Take every line from the material that has the word "JSON" in it.

=== EXERCISE INPUT ===
------------
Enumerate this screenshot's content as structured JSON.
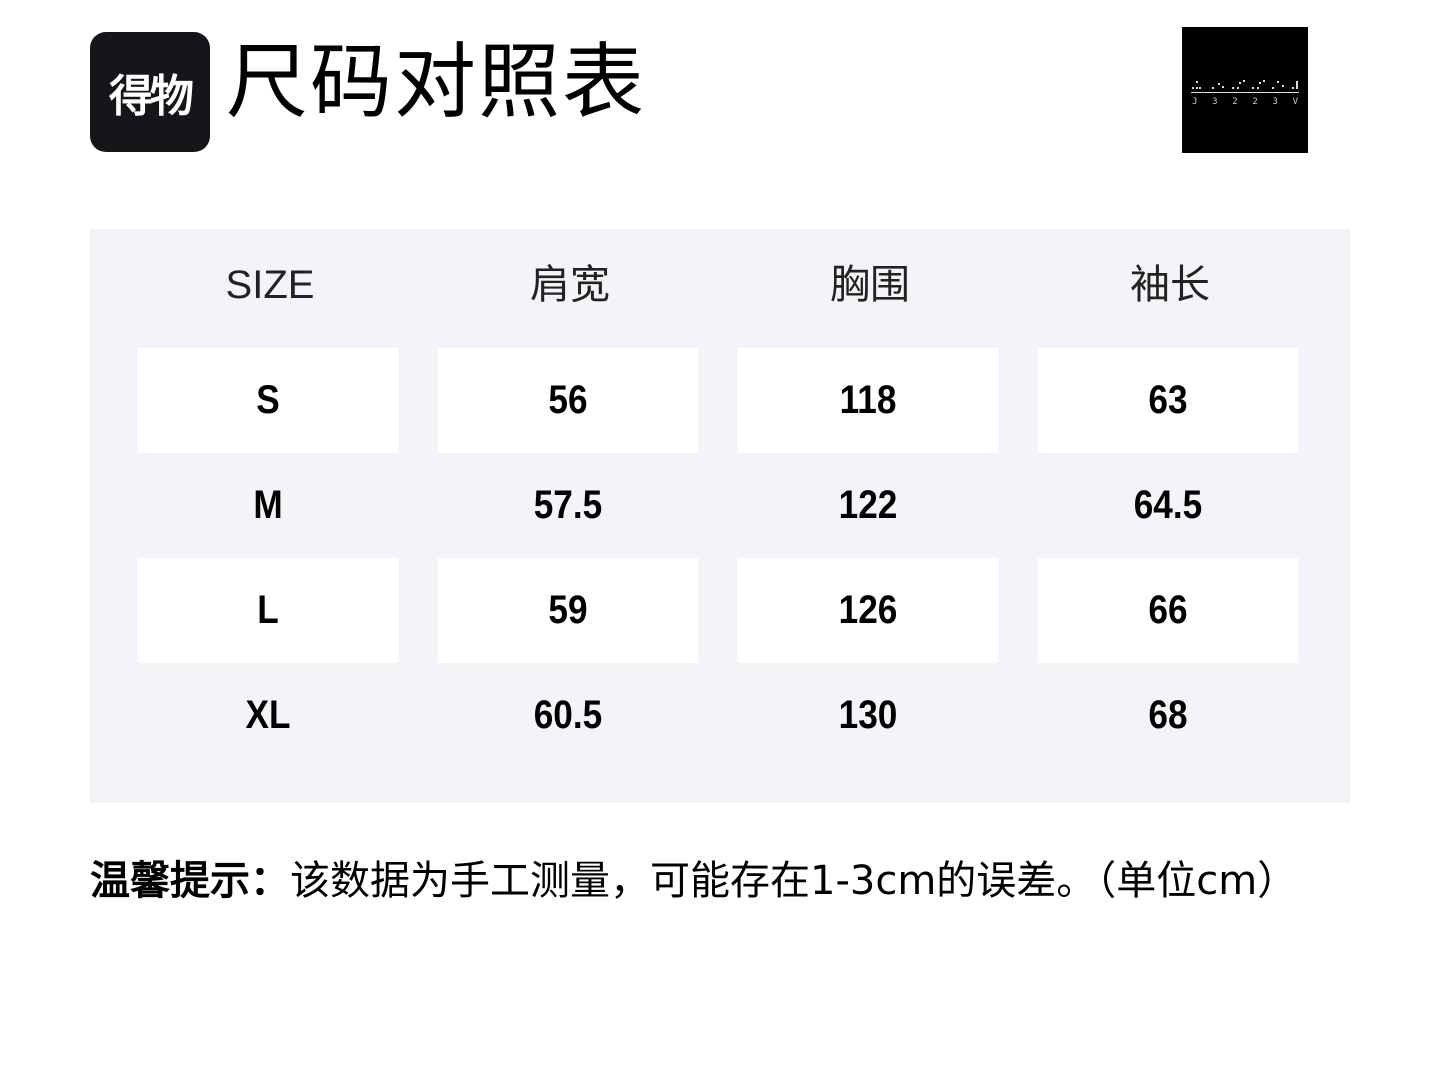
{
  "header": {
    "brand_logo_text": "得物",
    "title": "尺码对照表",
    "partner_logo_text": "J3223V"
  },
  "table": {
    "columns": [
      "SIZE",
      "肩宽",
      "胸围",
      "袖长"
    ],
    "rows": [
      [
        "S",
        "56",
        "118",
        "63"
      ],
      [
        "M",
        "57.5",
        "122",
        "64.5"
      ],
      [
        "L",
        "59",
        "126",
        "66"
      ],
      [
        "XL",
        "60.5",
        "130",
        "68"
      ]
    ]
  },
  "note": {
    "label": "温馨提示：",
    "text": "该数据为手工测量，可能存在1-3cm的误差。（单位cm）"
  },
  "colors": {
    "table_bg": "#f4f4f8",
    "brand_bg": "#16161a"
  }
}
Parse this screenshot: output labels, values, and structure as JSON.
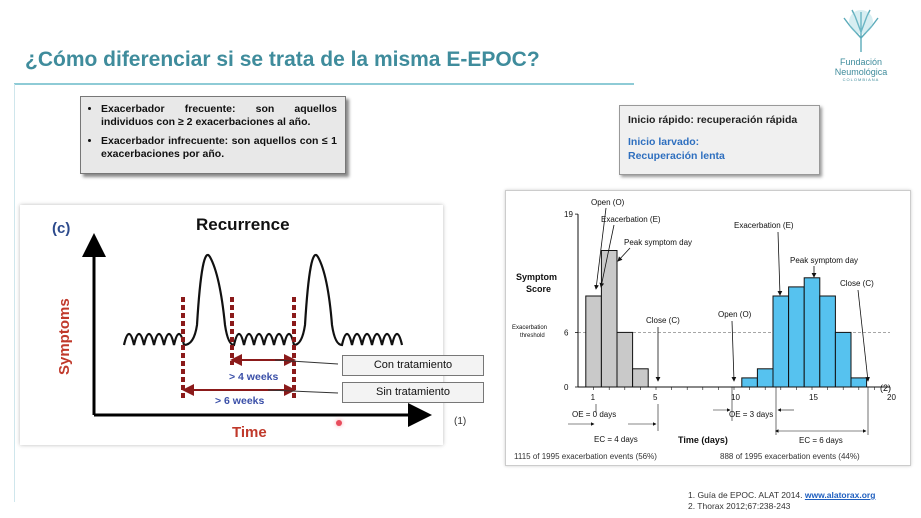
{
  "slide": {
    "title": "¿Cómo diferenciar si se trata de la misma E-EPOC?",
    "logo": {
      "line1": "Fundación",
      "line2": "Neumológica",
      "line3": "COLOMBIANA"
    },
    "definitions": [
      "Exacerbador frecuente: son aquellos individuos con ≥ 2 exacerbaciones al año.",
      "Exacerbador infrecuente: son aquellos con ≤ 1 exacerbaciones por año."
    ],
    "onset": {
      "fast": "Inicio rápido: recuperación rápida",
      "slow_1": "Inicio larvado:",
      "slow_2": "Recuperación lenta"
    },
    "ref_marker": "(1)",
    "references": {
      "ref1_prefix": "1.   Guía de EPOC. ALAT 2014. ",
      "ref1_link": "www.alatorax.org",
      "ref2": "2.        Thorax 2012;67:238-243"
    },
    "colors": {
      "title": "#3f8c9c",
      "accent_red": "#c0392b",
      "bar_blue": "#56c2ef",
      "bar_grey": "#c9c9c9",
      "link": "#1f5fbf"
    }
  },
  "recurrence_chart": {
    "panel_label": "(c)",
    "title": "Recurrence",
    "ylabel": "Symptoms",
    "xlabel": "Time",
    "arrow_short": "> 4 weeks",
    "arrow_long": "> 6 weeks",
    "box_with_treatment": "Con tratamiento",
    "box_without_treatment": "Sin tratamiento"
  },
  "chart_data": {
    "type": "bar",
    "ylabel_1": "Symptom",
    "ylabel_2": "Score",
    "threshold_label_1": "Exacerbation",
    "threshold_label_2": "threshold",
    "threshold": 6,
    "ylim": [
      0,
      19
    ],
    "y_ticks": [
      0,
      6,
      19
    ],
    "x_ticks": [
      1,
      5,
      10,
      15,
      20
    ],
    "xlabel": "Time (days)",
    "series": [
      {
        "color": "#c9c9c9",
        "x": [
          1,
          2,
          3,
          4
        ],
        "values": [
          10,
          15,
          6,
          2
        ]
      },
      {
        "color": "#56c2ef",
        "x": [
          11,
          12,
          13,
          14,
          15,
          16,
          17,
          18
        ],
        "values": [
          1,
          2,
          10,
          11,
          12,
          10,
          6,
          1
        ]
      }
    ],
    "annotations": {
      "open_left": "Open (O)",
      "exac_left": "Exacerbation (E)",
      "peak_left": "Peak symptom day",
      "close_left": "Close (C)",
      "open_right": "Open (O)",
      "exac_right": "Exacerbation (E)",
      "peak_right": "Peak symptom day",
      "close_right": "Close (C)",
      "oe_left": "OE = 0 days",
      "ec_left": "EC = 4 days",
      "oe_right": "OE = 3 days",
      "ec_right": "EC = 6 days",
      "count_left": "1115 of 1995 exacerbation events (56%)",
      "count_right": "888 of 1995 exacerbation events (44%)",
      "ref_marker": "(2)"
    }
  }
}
------------
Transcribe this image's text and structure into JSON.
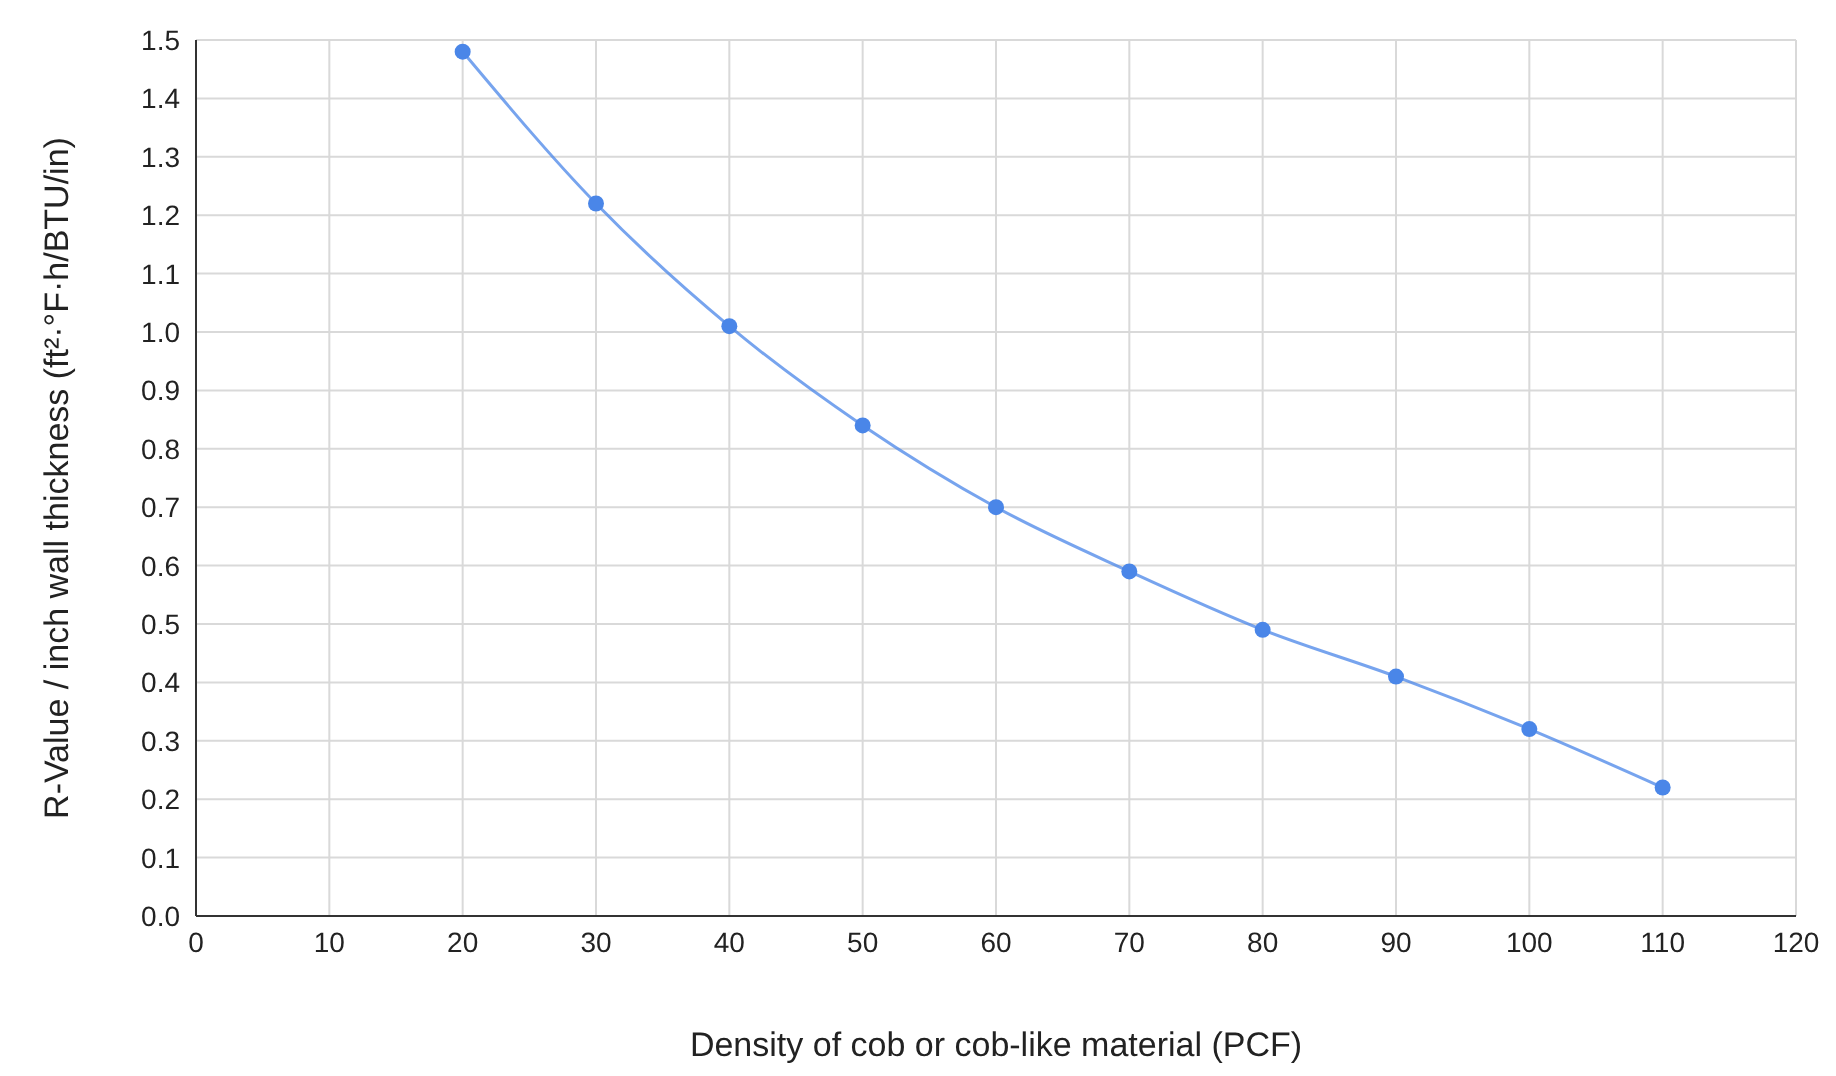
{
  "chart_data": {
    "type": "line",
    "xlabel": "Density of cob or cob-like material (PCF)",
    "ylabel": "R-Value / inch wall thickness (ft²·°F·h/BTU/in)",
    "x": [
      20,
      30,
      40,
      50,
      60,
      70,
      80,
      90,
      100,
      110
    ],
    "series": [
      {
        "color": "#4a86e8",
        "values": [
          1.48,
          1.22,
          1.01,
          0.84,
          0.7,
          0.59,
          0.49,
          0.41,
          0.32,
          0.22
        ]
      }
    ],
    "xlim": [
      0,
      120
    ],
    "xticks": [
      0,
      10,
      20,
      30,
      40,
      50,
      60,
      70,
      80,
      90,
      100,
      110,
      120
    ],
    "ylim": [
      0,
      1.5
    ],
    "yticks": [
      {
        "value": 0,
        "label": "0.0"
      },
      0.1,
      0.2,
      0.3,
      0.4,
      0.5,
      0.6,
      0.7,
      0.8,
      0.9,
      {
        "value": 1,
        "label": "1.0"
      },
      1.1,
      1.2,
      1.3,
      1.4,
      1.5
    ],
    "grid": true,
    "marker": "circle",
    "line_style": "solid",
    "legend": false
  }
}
------------
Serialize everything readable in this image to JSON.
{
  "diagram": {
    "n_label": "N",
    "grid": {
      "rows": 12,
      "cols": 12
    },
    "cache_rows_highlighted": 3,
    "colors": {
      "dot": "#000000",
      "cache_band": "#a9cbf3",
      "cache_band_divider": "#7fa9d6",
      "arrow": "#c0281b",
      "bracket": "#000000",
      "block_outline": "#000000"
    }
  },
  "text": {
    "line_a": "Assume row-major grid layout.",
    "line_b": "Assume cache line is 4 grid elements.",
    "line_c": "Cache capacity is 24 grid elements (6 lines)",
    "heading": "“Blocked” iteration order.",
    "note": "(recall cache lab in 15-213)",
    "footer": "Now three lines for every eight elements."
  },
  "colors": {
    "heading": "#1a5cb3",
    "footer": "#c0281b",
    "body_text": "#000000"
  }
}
------------
=== FINISHED TASK ===
Enumerate this screenshot's content as structured JSON.
Parse this screenshot: output labels, values, and structure as JSON.
Transcribe this image's text and structure into JSON.
Serialize everything readable in this image to JSON.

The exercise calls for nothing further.